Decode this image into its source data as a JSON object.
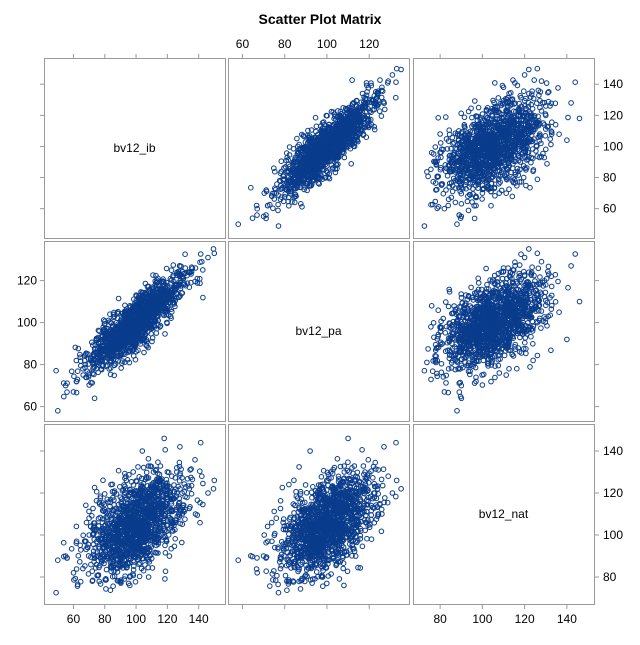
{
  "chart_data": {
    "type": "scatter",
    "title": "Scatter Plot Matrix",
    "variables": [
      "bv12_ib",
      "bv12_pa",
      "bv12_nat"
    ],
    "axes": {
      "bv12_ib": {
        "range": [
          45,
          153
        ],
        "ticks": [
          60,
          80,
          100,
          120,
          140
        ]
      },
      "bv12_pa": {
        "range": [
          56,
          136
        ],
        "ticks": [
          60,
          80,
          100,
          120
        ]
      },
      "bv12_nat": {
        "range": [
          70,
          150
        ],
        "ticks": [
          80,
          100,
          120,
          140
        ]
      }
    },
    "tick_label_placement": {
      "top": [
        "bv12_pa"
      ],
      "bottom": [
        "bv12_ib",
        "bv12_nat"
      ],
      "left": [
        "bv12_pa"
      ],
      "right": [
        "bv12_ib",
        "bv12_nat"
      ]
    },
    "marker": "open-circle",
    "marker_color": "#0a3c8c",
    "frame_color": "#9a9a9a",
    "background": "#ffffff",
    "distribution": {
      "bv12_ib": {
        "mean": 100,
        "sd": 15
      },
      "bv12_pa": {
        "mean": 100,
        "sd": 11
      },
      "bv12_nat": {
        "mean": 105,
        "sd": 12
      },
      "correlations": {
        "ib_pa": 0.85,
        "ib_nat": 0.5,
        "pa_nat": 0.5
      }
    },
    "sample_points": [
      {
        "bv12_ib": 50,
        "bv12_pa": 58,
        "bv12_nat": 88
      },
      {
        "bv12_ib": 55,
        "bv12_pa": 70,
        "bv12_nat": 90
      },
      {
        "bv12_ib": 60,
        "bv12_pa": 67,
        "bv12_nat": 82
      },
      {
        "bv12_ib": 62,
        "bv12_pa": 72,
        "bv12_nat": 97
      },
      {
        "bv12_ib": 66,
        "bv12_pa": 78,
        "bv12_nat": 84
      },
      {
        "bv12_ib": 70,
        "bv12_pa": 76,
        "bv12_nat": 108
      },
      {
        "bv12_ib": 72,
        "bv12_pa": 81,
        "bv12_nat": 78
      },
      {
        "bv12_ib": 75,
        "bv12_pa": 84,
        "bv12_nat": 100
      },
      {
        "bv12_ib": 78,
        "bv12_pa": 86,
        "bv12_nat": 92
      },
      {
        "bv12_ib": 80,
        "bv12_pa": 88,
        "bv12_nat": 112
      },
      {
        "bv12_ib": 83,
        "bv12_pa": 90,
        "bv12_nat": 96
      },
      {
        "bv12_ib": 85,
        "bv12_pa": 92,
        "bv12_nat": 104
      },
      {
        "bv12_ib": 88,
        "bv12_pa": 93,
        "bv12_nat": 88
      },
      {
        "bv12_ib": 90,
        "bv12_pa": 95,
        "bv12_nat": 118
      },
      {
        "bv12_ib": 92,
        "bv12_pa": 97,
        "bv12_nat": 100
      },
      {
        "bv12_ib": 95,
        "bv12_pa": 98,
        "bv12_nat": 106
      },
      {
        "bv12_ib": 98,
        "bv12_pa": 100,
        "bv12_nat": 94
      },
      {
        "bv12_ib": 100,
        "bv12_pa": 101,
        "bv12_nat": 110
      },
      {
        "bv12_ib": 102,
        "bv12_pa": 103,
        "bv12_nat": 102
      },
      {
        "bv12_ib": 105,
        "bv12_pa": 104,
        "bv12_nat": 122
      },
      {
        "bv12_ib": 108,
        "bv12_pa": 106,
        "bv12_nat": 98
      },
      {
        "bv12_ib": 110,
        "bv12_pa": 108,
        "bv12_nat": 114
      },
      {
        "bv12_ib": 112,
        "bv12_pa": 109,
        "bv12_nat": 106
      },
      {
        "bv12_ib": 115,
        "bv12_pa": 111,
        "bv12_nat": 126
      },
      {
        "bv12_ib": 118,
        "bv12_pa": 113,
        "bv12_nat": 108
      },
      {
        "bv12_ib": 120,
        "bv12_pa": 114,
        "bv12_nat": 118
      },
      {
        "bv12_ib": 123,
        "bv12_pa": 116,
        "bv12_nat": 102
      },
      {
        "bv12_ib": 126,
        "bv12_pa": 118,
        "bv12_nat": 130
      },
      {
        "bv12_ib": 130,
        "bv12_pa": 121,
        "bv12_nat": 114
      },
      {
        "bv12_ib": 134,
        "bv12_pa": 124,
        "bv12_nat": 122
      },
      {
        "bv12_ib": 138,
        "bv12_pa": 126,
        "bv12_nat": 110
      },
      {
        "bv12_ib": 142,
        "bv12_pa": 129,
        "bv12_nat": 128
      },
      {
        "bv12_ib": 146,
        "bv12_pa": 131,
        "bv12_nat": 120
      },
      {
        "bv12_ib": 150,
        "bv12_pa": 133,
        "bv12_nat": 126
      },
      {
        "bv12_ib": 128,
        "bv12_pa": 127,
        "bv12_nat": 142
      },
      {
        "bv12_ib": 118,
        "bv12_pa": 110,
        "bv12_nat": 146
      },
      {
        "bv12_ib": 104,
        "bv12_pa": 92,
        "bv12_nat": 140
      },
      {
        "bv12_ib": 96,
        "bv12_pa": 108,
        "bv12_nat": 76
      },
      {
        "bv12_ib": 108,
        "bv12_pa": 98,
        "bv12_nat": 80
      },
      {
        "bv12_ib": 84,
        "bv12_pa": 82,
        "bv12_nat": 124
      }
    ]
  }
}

..............................

Task objective. Set the listing down in full and exactly. Pictures within it should not appear in the copy.

Complete response.
Decode this image into its source data as a JSON object.
{
  "chart_data": {
    "type": "scatter",
    "title": "Scatter Plot Matrix",
    "variables": [
      "bv12_ib",
      "bv12_pa",
      "bv12_nat"
    ],
    "axes": {
      "bv12_ib": {
        "range": [
          45,
          153
        ],
        "ticks": [
          60,
          80,
          100,
          120,
          140
        ]
      },
      "bv12_pa": {
        "range": [
          56,
          136
        ],
        "ticks": [
          60,
          80,
          100,
          120
        ]
      },
      "bv12_nat": {
        "range": [
          70,
          150
        ],
        "ticks": [
          80,
          100,
          120,
          140
        ]
      }
    },
    "tick_label_placement": {
      "top": [
        "bv12_pa"
      ],
      "bottom": [
        "bv12_ib",
        "bv12_nat"
      ],
      "left": [
        "bv12_pa"
      ],
      "right": [
        "bv12_ib",
        "bv12_nat"
      ]
    },
    "marker": "open-circle",
    "marker_color": "#0a3c8c",
    "frame_color": "#9a9a9a",
    "background": "#ffffff",
    "distribution": {
      "bv12_ib": {
        "mean": 100,
        "sd": 15
      },
      "bv12_pa": {
        "mean": 100,
        "sd": 11
      },
      "bv12_nat": {
        "mean": 105,
        "sd": 12
      },
      "correlations": {
        "ib_pa": 0.85,
        "ib_nat": 0.5,
        "pa_nat": 0.5
      }
    },
    "sample_points": [
      {
        "bv12_ib": 50,
        "bv12_pa": 58,
        "bv12_nat": 88
      },
      {
        "bv12_ib": 55,
        "bv12_pa": 70,
        "bv12_nat": 90
      },
      {
        "bv12_ib": 60,
        "bv12_pa": 67,
        "bv12_nat": 82
      },
      {
        "bv12_ib": 62,
        "bv12_pa": 72,
        "bv12_nat": 97
      },
      {
        "bv12_ib": 66,
        "bv12_pa": 78,
        "bv12_nat": 84
      },
      {
        "bv12_ib": 70,
        "bv12_pa": 76,
        "bv12_nat": 108
      },
      {
        "bv12_ib": 72,
        "bv12_pa": 81,
        "bv12_nat": 78
      },
      {
        "bv12_ib": 75,
        "bv12_pa": 84,
        "bv12_nat": 100
      },
      {
        "bv12_ib": 78,
        "bv12_pa": 86,
        "bv12_nat": 92
      },
      {
        "bv12_ib": 80,
        "bv12_pa": 88,
        "bv12_nat": 112
      },
      {
        "bv12_ib": 83,
        "bv12_pa": 90,
        "bv12_nat": 96
      },
      {
        "bv12_ib": 85,
        "bv12_pa": 92,
        "bv12_nat": 104
      },
      {
        "bv12_ib": 88,
        "bv12_pa": 93,
        "bv12_nat": 88
      },
      {
        "bv12_ib": 90,
        "bv12_pa": 95,
        "bv12_nat": 118
      },
      {
        "bv12_ib": 92,
        "bv12_pa": 97,
        "bv12_nat": 100
      },
      {
        "bv12_ib": 95,
        "bv12_pa": 98,
        "bv12_nat": 106
      },
      {
        "bv12_ib": 98,
        "bv12_pa": 100,
        "bv12_nat": 94
      },
      {
        "bv12_ib": 100,
        "bv12_pa": 101,
        "bv12_nat": 110
      },
      {
        "bv12_ib": 102,
        "bv12_pa": 103,
        "bv12_nat": 102
      },
      {
        "bv12_ib": 105,
        "bv12_pa": 104,
        "bv12_nat": 122
      },
      {
        "bv12_ib": 108,
        "bv12_pa": 106,
        "bv12_nat": 98
      },
      {
        "bv12_ib": 110,
        "bv12_pa": 108,
        "bv12_nat": 114
      },
      {
        "bv12_ib": 112,
        "bv12_pa": 109,
        "bv12_nat": 106
      },
      {
        "bv12_ib": 115,
        "bv12_pa": 111,
        "bv12_nat": 126
      },
      {
        "bv12_ib": 118,
        "bv12_pa": 113,
        "bv12_nat": 108
      },
      {
        "bv12_ib": 120,
        "bv12_pa": 114,
        "bv12_nat": 118
      },
      {
        "bv12_ib": 123,
        "bv12_pa": 116,
        "bv12_nat": 102
      },
      {
        "bv12_ib": 126,
        "bv12_pa": 118,
        "bv12_nat": 130
      },
      {
        "bv12_ib": 130,
        "bv12_pa": 121,
        "bv12_nat": 114
      },
      {
        "bv12_ib": 134,
        "bv12_pa": 124,
        "bv12_nat": 122
      },
      {
        "bv12_ib": 138,
        "bv12_pa": 126,
        "bv12_nat": 110
      },
      {
        "bv12_ib": 142,
        "bv12_pa": 129,
        "bv12_nat": 128
      },
      {
        "bv12_ib": 146,
        "bv12_pa": 131,
        "bv12_nat": 120
      },
      {
        "bv12_ib": 150,
        "bv12_pa": 133,
        "bv12_nat": 126
      },
      {
        "bv12_ib": 128,
        "bv12_pa": 127,
        "bv12_nat": 142
      },
      {
        "bv12_ib": 118,
        "bv12_pa": 110,
        "bv12_nat": 146
      },
      {
        "bv12_ib": 104,
        "bv12_pa": 92,
        "bv12_nat": 140
      },
      {
        "bv12_ib": 96,
        "bv12_pa": 108,
        "bv12_nat": 76
      },
      {
        "bv12_ib": 108,
        "bv12_pa": 98,
        "bv12_nat": 80
      },
      {
        "bv12_ib": 84,
        "bv12_pa": 82,
        "bv12_nat": 124
      }
    ]
  }
}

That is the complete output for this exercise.